* _PROBLEM TO SOLVE_
Make an exact copy of the entries below.
((
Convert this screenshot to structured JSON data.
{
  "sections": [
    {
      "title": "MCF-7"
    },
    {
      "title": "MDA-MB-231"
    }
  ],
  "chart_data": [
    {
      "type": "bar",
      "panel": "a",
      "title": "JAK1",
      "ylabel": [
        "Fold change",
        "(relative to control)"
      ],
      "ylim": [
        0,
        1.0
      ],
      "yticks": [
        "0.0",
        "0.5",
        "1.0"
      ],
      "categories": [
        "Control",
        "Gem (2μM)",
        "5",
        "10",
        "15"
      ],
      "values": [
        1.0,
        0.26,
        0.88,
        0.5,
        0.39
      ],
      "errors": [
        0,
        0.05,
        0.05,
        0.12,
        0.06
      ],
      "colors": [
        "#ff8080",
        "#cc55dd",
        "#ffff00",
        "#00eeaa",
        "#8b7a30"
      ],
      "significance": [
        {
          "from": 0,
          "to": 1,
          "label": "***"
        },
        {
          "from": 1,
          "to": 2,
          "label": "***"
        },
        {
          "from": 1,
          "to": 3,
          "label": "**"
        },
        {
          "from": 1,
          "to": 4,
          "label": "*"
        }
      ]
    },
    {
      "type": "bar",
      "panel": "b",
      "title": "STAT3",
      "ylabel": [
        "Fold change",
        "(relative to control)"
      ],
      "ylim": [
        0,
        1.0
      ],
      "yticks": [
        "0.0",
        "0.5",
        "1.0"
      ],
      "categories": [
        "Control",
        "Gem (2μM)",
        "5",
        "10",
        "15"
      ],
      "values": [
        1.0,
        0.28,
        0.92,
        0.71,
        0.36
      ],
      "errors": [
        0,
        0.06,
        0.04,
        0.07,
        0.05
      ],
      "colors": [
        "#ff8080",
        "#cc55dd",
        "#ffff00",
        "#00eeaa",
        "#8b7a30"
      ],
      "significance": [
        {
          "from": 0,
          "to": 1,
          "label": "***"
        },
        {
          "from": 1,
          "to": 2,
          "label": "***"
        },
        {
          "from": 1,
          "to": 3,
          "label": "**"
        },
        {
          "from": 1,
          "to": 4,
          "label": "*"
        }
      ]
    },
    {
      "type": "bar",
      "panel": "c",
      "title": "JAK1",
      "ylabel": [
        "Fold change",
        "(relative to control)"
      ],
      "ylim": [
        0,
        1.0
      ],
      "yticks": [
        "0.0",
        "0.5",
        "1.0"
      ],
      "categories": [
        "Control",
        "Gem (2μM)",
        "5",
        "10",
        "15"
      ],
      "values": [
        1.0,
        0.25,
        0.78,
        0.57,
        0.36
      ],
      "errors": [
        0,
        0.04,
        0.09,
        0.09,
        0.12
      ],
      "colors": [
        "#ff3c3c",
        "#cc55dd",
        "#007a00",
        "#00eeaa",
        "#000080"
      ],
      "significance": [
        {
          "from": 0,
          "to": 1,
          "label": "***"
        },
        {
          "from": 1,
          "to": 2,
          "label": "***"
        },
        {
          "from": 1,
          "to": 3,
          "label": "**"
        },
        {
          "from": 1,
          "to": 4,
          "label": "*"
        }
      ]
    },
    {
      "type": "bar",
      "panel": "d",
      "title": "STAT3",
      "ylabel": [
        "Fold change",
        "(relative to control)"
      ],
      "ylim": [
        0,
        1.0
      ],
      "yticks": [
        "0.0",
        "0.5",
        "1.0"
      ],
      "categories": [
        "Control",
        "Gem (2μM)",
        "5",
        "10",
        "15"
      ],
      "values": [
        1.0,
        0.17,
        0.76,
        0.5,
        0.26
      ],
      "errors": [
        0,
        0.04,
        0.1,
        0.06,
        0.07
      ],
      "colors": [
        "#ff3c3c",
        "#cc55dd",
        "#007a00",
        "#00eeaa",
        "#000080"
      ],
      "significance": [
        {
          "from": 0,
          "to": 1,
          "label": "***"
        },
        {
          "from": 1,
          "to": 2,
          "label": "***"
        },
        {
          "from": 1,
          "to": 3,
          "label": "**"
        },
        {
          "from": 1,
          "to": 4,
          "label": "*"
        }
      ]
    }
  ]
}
))
* _ANSWER TO THIS PROBLEM_
Convert this screenshot to structured JSON data.
{
  "sections": [
    {
      "title": "MCF-7"
    },
    {
      "title": "MDA-MB-231"
    }
  ],
  "chart_data": [
    {
      "type": "bar",
      "panel": "a",
      "title": "JAK1",
      "ylabel": [
        "Fold change",
        "(relative to control)"
      ],
      "ylim": [
        0,
        1.0
      ],
      "yticks": [
        "0.0",
        "0.5",
        "1.0"
      ],
      "categories": [
        "Control",
        "Gem (2μM)",
        "5",
        "10",
        "15"
      ],
      "values": [
        1.0,
        0.26,
        0.88,
        0.5,
        0.39
      ],
      "errors": [
        0,
        0.05,
        0.05,
        0.12,
        0.06
      ],
      "colors": [
        "#ff8080",
        "#cc55dd",
        "#ffff00",
        "#00eeaa",
        "#8b7a30"
      ],
      "significance": [
        {
          "from": 0,
          "to": 1,
          "label": "***"
        },
        {
          "from": 1,
          "to": 2,
          "label": "***"
        },
        {
          "from": 1,
          "to": 3,
          "label": "**"
        },
        {
          "from": 1,
          "to": 4,
          "label": "*"
        }
      ]
    },
    {
      "type": "bar",
      "panel": "b",
      "title": "STAT3",
      "ylabel": [
        "Fold change",
        "(relative to control)"
      ],
      "ylim": [
        0,
        1.0
      ],
      "yticks": [
        "0.0",
        "0.5",
        "1.0"
      ],
      "categories": [
        "Control",
        "Gem (2μM)",
        "5",
        "10",
        "15"
      ],
      "values": [
        1.0,
        0.28,
        0.92,
        0.71,
        0.36
      ],
      "errors": [
        0,
        0.06,
        0.04,
        0.07,
        0.05
      ],
      "colors": [
        "#ff8080",
        "#cc55dd",
        "#ffff00",
        "#00eeaa",
        "#8b7a30"
      ],
      "significance": [
        {
          "from": 0,
          "to": 1,
          "label": "***"
        },
        {
          "from": 1,
          "to": 2,
          "label": "***"
        },
        {
          "from": 1,
          "to": 3,
          "label": "**"
        },
        {
          "from": 1,
          "to": 4,
          "label": "*"
        }
      ]
    },
    {
      "type": "bar",
      "panel": "c",
      "title": "JAK1",
      "ylabel": [
        "Fold change",
        "(relative to control)"
      ],
      "ylim": [
        0,
        1.0
      ],
      "yticks": [
        "0.0",
        "0.5",
        "1.0"
      ],
      "categories": [
        "Control",
        "Gem (2μM)",
        "5",
        "10",
        "15"
      ],
      "values": [
        1.0,
        0.25,
        0.78,
        0.57,
        0.36
      ],
      "errors": [
        0,
        0.04,
        0.09,
        0.09,
        0.12
      ],
      "colors": [
        "#ff3c3c",
        "#cc55dd",
        "#007a00",
        "#00eeaa",
        "#000080"
      ],
      "significance": [
        {
          "from": 0,
          "to": 1,
          "label": "***"
        },
        {
          "from": 1,
          "to": 2,
          "label": "***"
        },
        {
          "from": 1,
          "to": 3,
          "label": "**"
        },
        {
          "from": 1,
          "to": 4,
          "label": "*"
        }
      ]
    },
    {
      "type": "bar",
      "panel": "d",
      "title": "STAT3",
      "ylabel": [
        "Fold change",
        "(relative to control)"
      ],
      "ylim": [
        0,
        1.0
      ],
      "yticks": [
        "0.0",
        "0.5",
        "1.0"
      ],
      "categories": [
        "Control",
        "Gem (2μM)",
        "5",
        "10",
        "15"
      ],
      "values": [
        1.0,
        0.17,
        0.76,
        0.5,
        0.26
      ],
      "errors": [
        0,
        0.04,
        0.1,
        0.06,
        0.07
      ],
      "colors": [
        "#ff3c3c",
        "#cc55dd",
        "#007a00",
        "#00eeaa",
        "#000080"
      ],
      "significance": [
        {
          "from": 0,
          "to": 1,
          "label": "***"
        },
        {
          "from": 1,
          "to": 2,
          "label": "***"
        },
        {
          "from": 1,
          "to": 3,
          "label": "**"
        },
        {
          "from": 1,
          "to": 4,
          "label": "*"
        }
      ]
    }
  ]
}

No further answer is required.